WHAT NEEDS TO BE DONE: Copy all lines below exactly as written. Leave pictures out.

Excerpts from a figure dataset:

********************

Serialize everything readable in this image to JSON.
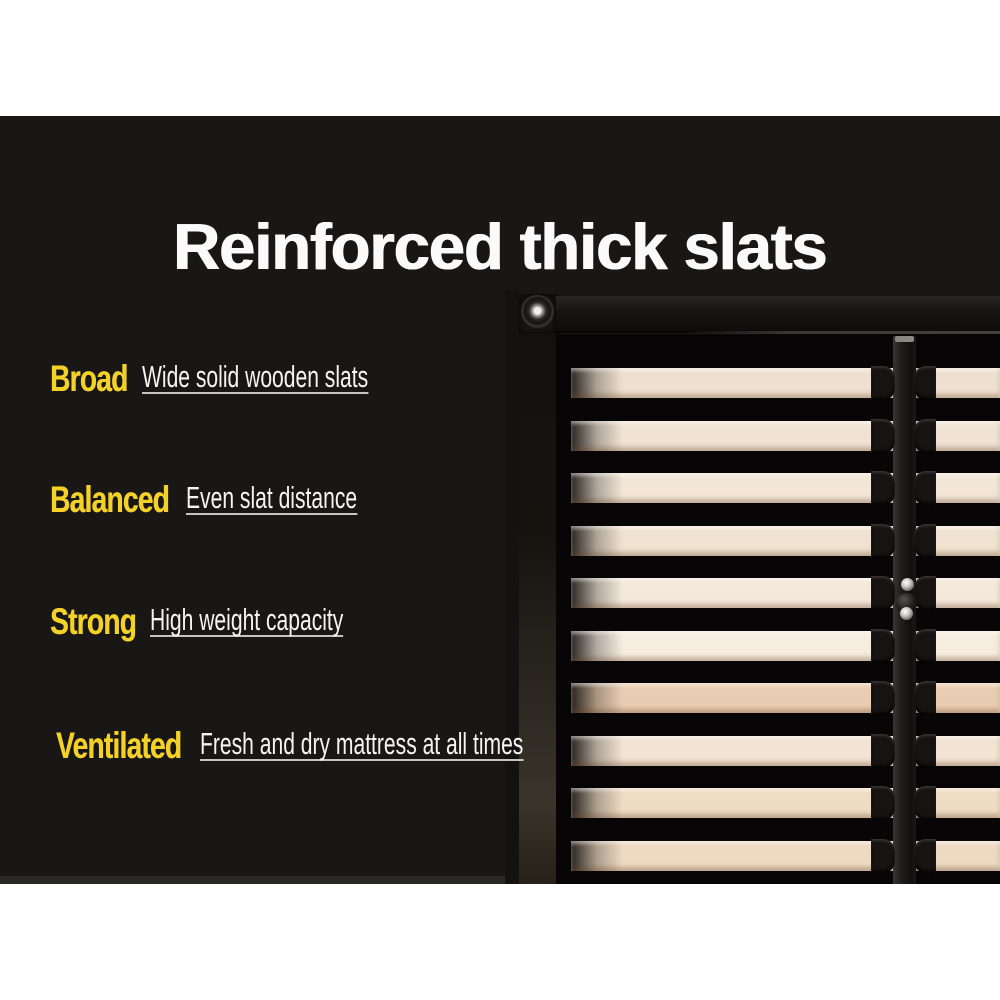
{
  "title": {
    "text": "Reinforced thick slats",
    "color": "#fafafa"
  },
  "features": [
    {
      "label": "Broad",
      "description": "Wide solid wooden slats"
    },
    {
      "label": "Balanced",
      "description": "Even slat distance"
    },
    {
      "label": "Strong",
      "description": "High weight capacity"
    },
    {
      "label": "Ventilated",
      "description": "Fresh and dry mattress at all times"
    }
  ],
  "style": {
    "panel_background": "#191616",
    "page_background": "#ffffff",
    "accent_yellow": "#f3d126",
    "description_color": "#f5f4f3",
    "underline_color": "#c6c4c2"
  },
  "photo": {
    "subject": "black metal bed base corner with reinforced wooden slats",
    "frame_color": "#141110",
    "center_rail_color": "#1b1918",
    "slat_colors": [
      "#eee0cf",
      "#f0e3d3",
      "#f2e6d6",
      "#f0e2d0",
      "#f4e9da",
      "#f6ecdf",
      "#e9cdb2",
      "#f2e3d3",
      "#efdcc4",
      "#eedac2"
    ]
  }
}
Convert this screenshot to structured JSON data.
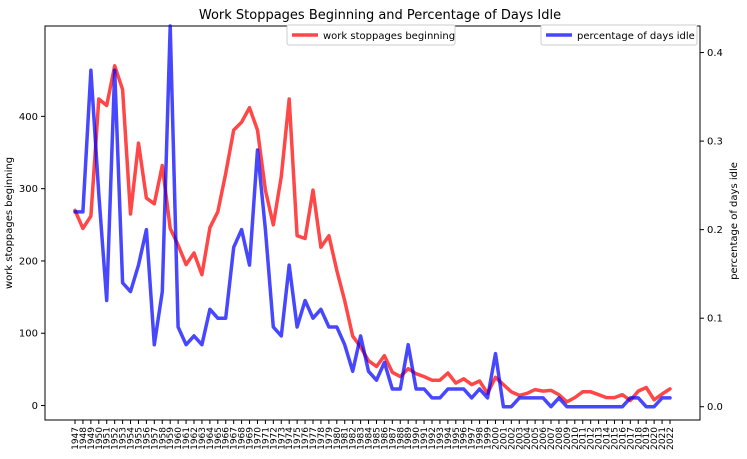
{
  "chart_data": {
    "type": "line",
    "title": "Work Stoppages Beginning and Percentage of Days Idle",
    "ylabel_left": "work stoppages beginning",
    "ylabel_right": "percentage of days idle",
    "ylim_left": [
      -20,
      525
    ],
    "ylim_right": [
      -0.015,
      0.43
    ],
    "yticks_left": [
      0,
      100,
      200,
      300,
      400
    ],
    "yticks_right": [
      "0.0",
      "0.1",
      "0.2",
      "0.3",
      "0.4"
    ],
    "legend_left_position": "top-center",
    "legend_right_position": "top-right",
    "grid": false,
    "x": [
      "1947",
      "1948",
      "1949",
      "1950",
      "1951",
      "1952",
      "1953",
      "1954",
      "1955",
      "1956",
      "1957",
      "1958",
      "1959",
      "1960",
      "1961",
      "1962",
      "1963",
      "1964",
      "1965",
      "1966",
      "1967",
      "1968",
      "1969",
      "1970",
      "1971",
      "1972",
      "1973",
      "1974",
      "1975",
      "1976",
      "1977",
      "1978",
      "1979",
      "1980",
      "1981",
      "1982",
      "1983",
      "1984",
      "1985",
      "1986",
      "1987",
      "1988",
      "1989",
      "1990",
      "1991",
      "1992",
      "1993",
      "1994",
      "1995",
      "1996",
      "1997",
      "1998",
      "1999",
      "2000",
      "2001",
      "2002",
      "2003",
      "2004",
      "2005",
      "2006",
      "2007",
      "2008",
      "2009",
      "2010",
      "2011",
      "2012",
      "2013",
      "2014",
      "2015",
      "2016",
      "2017",
      "2018",
      "2019",
      "2020",
      "2021",
      "2022"
    ],
    "series": [
      {
        "name": "work stoppages beginning",
        "axis": "left",
        "color": "#ff0000",
        "values": [
          270,
          245,
          262,
          424,
          415,
          470,
          437,
          265,
          363,
          287,
          279,
          332,
          245,
          222,
          195,
          211,
          181,
          246,
          268,
          321,
          381,
          392,
          412,
          381,
          298,
          250,
          317,
          424,
          235,
          231,
          298,
          219,
          235,
          187,
          145,
          96,
          81,
          62,
          54,
          69,
          46,
          40,
          51,
          44,
          40,
          35,
          35,
          45,
          31,
          37,
          29,
          34,
          17,
          39,
          29,
          19,
          14,
          17,
          22,
          20,
          21,
          15,
          5,
          11,
          19,
          19,
          15,
          11,
          11,
          15,
          7,
          20,
          25,
          8,
          16,
          23
        ]
      },
      {
        "name": "percentage of days idle",
        "axis": "right",
        "color": "#0000ff",
        "values": [
          0.22,
          0.22,
          0.38,
          0.24,
          0.12,
          0.38,
          0.14,
          0.13,
          0.16,
          0.2,
          0.07,
          0.13,
          0.43,
          0.09,
          0.07,
          0.08,
          0.07,
          0.11,
          0.1,
          0.1,
          0.18,
          0.2,
          0.16,
          0.29,
          0.2,
          0.09,
          0.08,
          0.16,
          0.09,
          0.12,
          0.1,
          0.11,
          0.09,
          0.09,
          0.07,
          0.04,
          0.08,
          0.04,
          0.03,
          0.05,
          0.02,
          0.02,
          0.07,
          0.02,
          0.02,
          0.01,
          0.01,
          0.02,
          0.02,
          0.02,
          0.01,
          0.02,
          0.01,
          0.06,
          0.0,
          0.0,
          0.01,
          0.01,
          0.01,
          0.01,
          0.0,
          0.01,
          0.0,
          0.0,
          0.0,
          0.0,
          0.0,
          0.0,
          0.0,
          0.0,
          0.01,
          0.01,
          0.0,
          0.0,
          0.01,
          0.01
        ]
      }
    ]
  }
}
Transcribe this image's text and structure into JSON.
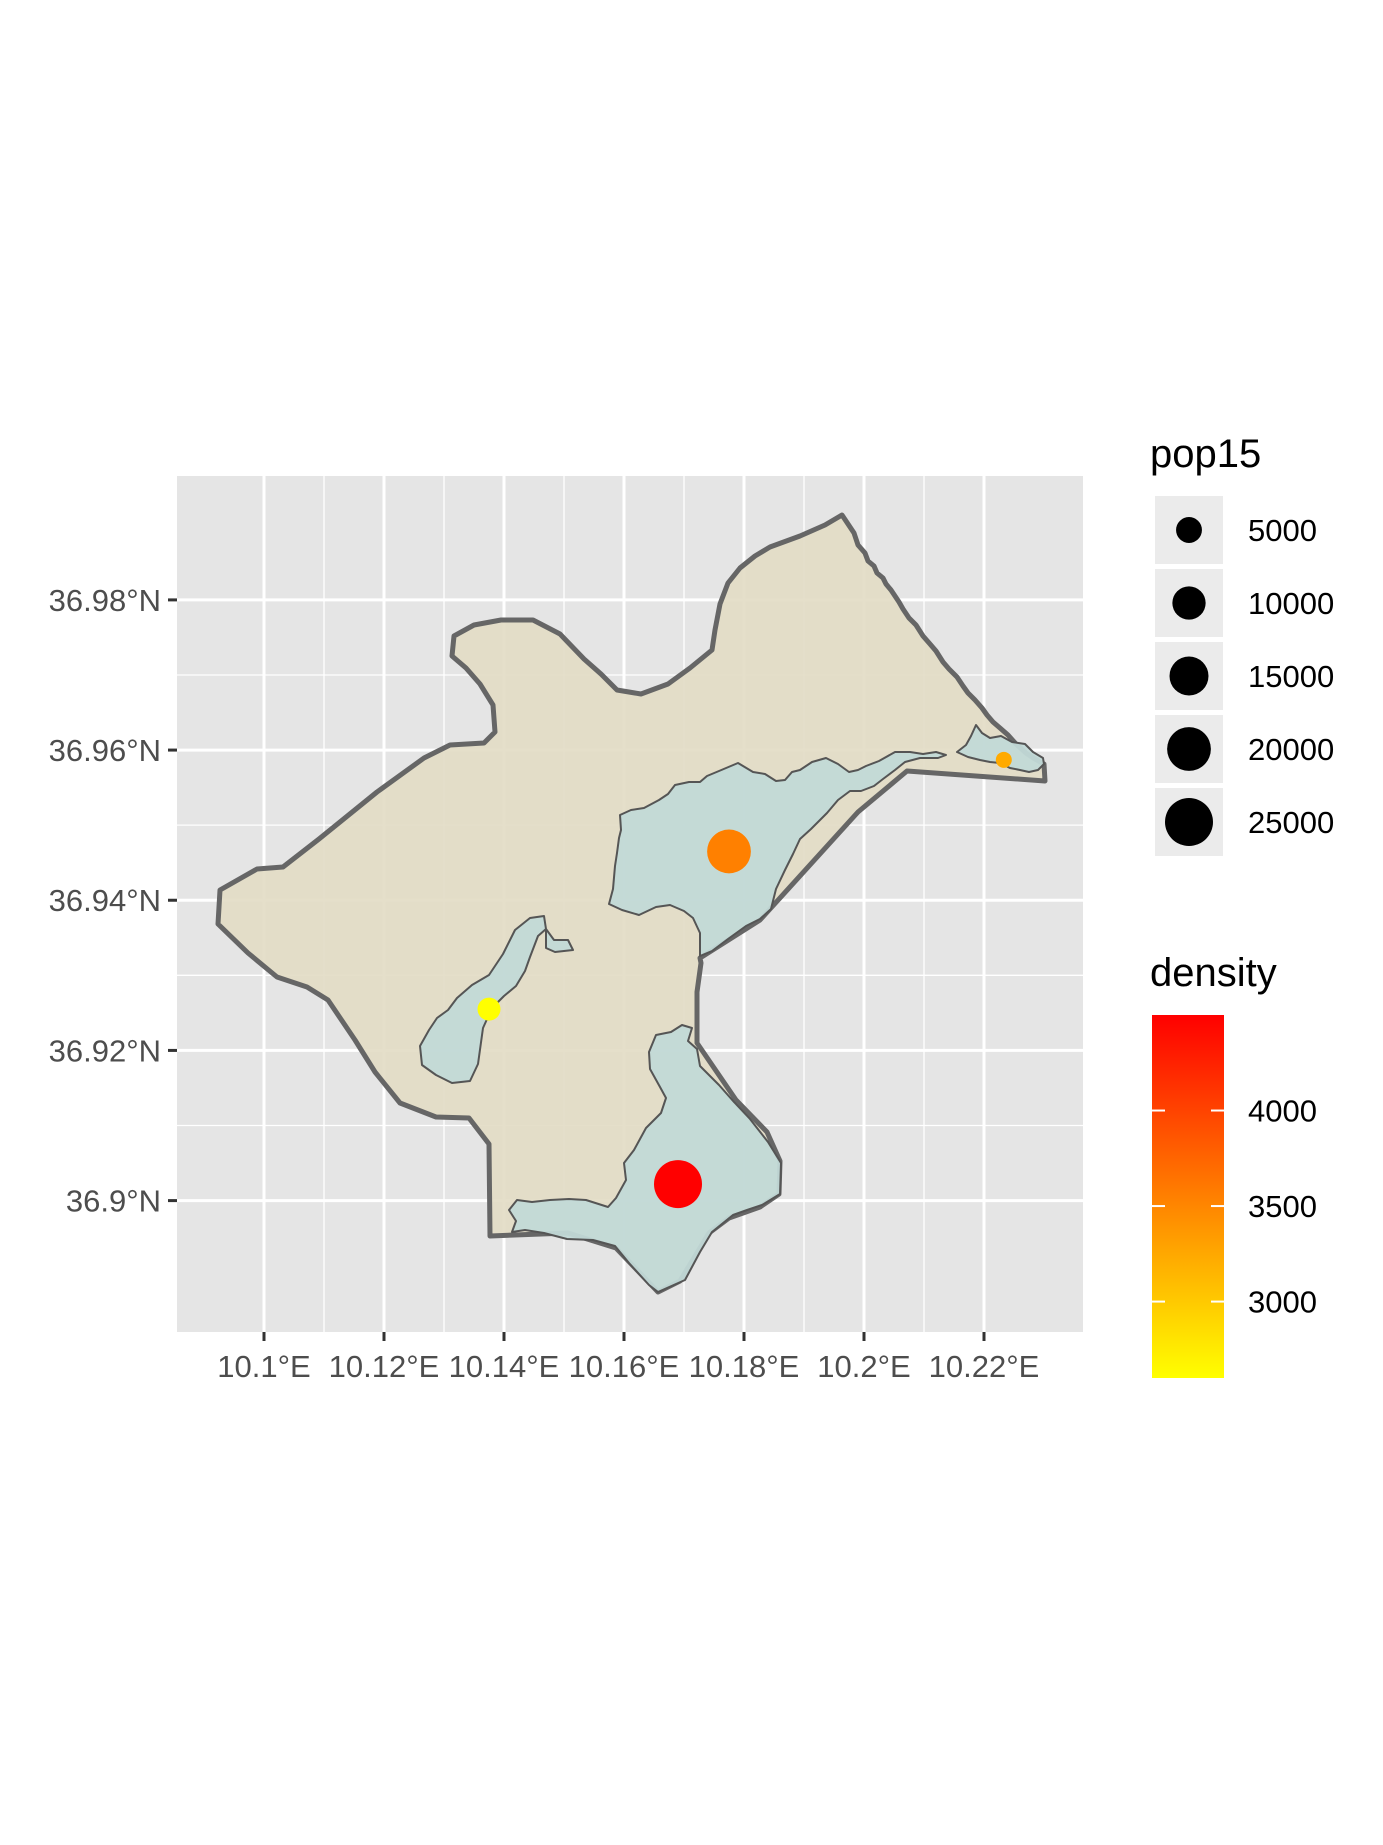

********************

EXPECTED ANSWER:
Serialize everything readable in this image to JSON.
{
  "title": {
    "text": "Reinforced thick slats",
    "color": "#fafafa"
  },
  "features": [
    {
      "label": "Broad",
      "description": "Wide solid wooden slats"
    },
    {
      "label": "Balanced",
      "description": "Even slat distance"
    },
    {
      "label": "Strong",
      "description": "High weight capacity"
    },
    {
      "label": "Ventilated",
      "description": "Fresh and dry mattress at all times"
    }
  ],
  "style": {
    "panel_background": "#191616",
    "page_background": "#ffffff",
    "accent_yellow": "#f3d126",
    "description_color": "#f5f4f3",
    "underline_color": "#c6c4c2"
  },
  "photo": {
    "subject": "black metal bed base corner with reinforced wooden slats",
    "frame_color": "#141110",
    "center_rail_color": "#1b1918",
    "slat_colors": [
      "#eee0cf",
      "#f0e3d3",
      "#f2e6d6",
      "#f0e2d0",
      "#f4e9da",
      "#f6ecdf",
      "#e9cdb2",
      "#f2e3d3",
      "#efdcc4",
      "#eedac2"
    ]
  }
}
Convert this screenshot to structured JSON data.
{
  "chart_data": {
    "type": "line",
    "title": "Work Stoppages Beginning and Percentage of Days Idle",
    "ylabel_left": "work stoppages beginning",
    "ylabel_right": "percentage of days idle",
    "ylim_left": [
      -20,
      525
    ],
    "ylim_right": [
      -0.015,
      0.43
    ],
    "yticks_left": [
      0,
      100,
      200,
      300,
      400
    ],
    "yticks_right": [
      "0.0",
      "0.1",
      "0.2",
      "0.3",
      "0.4"
    ],
    "legend_left_position": "top-center",
    "legend_right_position": "top-right",
    "grid": false,
    "x": [
      "1947",
      "1948",
      "1949",
      "1950",
      "1951",
      "1952",
      "1953",
      "1954",
      "1955",
      "1956",
      "1957",
      "1958",
      "1959",
      "1960",
      "1961",
      "1962",
      "1963",
      "1964",
      "1965",
      "1966",
      "1967",
      "1968",
      "1969",
      "1970",
      "1971",
      "1972",
      "1973",
      "1974",
      "1975",
      "1976",
      "1977",
      "1978",
      "1979",
      "1980",
      "1981",
      "1982",
      "1983",
      "1984",
      "1985",
      "1986",
      "1987",
      "1988",
      "1989",
      "1990",
      "1991",
      "1992",
      "1993",
      "1994",
      "1995",
      "1996",
      "1997",
      "1998",
      "1999",
      "2000",
      "2001",
      "2002",
      "2003",
      "2004",
      "2005",
      "2006",
      "2007",
      "2008",
      "2009",
      "2010",
      "2011",
      "2012",
      "2013",
      "2014",
      "2015",
      "2016",
      "2017",
      "2018",
      "2019",
      "2020",
      "2021",
      "2022"
    ],
    "series": [
      {
        "name": "work stoppages beginning",
        "axis": "left",
        "color": "#ff0000",
        "values": [
          270,
          245,
          262,
          424,
          415,
          470,
          437,
          265,
          363,
          287,
          279,
          332,
          245,
          222,
          195,
          211,
          181,
          246,
          268,
          321,
          381,
          392,
          412,
          381,
          298,
          250,
          317,
          424,
          235,
          231,
          298,
          219,
          235,
          187,
          145,
          96,
          81,
          62,
          54,
          69,
          46,
          40,
          51,
          44,
          40,
          35,
          35,
          45,
          31,
          37,
          29,
          34,
          17,
          39,
          29,
          19,
          14,
          17,
          22,
          20,
          21,
          15,
          5,
          11,
          19,
          19,
          15,
          11,
          11,
          15,
          7,
          20,
          25,
          8,
          16,
          23
        ]
      },
      {
        "name": "percentage of days idle",
        "axis": "right",
        "color": "#0000ff",
        "values": [
          0.22,
          0.22,
          0.38,
          0.24,
          0.12,
          0.38,
          0.14,
          0.13,
          0.16,
          0.2,
          0.07,
          0.13,
          0.43,
          0.09,
          0.07,
          0.08,
          0.07,
          0.11,
          0.1,
          0.1,
          0.18,
          0.2,
          0.16,
          0.29,
          0.2,
          0.09,
          0.08,
          0.16,
          0.09,
          0.12,
          0.1,
          0.11,
          0.09,
          0.09,
          0.07,
          0.04,
          0.08,
          0.04,
          0.03,
          0.05,
          0.02,
          0.02,
          0.07,
          0.02,
          0.02,
          0.01,
          0.01,
          0.02,
          0.02,
          0.02,
          0.01,
          0.02,
          0.01,
          0.06,
          0.0,
          0.0,
          0.01,
          0.01,
          0.01,
          0.01,
          0.0,
          0.01,
          0.0,
          0.0,
          0.0,
          0.0,
          0.0,
          0.0,
          0.0,
          0.0,
          0.01,
          0.01,
          0.0,
          0.0,
          0.01,
          0.01
        ]
      }
    ]
  }
}
Transcribe this image's text and structure into JSON.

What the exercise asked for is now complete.